┌──
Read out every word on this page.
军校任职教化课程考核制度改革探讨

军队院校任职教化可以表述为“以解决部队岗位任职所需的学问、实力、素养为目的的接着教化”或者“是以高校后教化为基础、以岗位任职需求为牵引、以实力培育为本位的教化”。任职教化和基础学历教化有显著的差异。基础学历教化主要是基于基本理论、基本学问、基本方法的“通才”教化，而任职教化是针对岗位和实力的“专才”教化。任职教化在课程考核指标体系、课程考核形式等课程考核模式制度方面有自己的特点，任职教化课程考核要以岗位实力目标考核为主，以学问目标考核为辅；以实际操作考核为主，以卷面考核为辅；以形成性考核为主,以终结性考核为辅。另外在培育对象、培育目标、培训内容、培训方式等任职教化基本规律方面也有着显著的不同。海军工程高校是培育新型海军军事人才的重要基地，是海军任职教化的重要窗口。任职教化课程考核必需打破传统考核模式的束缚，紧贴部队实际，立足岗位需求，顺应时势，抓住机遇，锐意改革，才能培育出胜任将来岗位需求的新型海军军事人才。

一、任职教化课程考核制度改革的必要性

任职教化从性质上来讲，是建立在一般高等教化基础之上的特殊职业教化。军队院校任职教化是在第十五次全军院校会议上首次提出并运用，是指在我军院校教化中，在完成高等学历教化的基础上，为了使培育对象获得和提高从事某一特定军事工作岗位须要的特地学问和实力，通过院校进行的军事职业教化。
└──
**Set problem:** Each entry above is to be set down again in exactly the same words.

**Right answer:**
Read out every word on this page.
军校任职教化课程考核制度改革探讨

军队院校任职教化可以表述为“以解决部队岗位任职所需的学问、实力、素养为目的的接着教化”或者“是以高校后教化为基础、以岗位任职需求为牵引、以实力培育为本位的教化”。任职教化和基础学历教化有显著的差异。基础学历教化主要是基于基本理论、基本学问、基本方法的“通才”教化，而任职教化是针对岗位和实力的“专才”教化。任职教化在课程考核指标体系、课程考核形式等课程考核模式制度方面有自己的特点，任职教化课程考核要以岗位实力目标考核为主，以学问目标考核为辅；以实际操作考核为主，以卷面考核为辅；以形成性考核为主,以终结性考核为辅。另外在培育对象、培育目标、培训内容、培训方式等任职教化基本规律方面也有着显著的不同。海军工程高校是培育新型海军军事人才的重要基地，是海军任职教化的重要窗口。任职教化课程考核必需打破传统考核模式的束缚，紧贴部队实际，立足岗位需求，顺应时势，抓住机遇，锐意改革，才能培育出胜任将来岗位需求的新型海军军事人才。

一、任职教化课程考核制度改革的必要性

任职教化从性质上来讲，是建立在一般高等教化基础之上的特殊职业教化。军队院校任职教化是在第十五次全军院校会议上首次提出并运用，是指在我军院校教化中，在完成高等学历教化的基础上，为了使培育对象获得和提高从事某一特定军事工作岗位须要的特地学问和实力，通过院校进行的军事职业教化。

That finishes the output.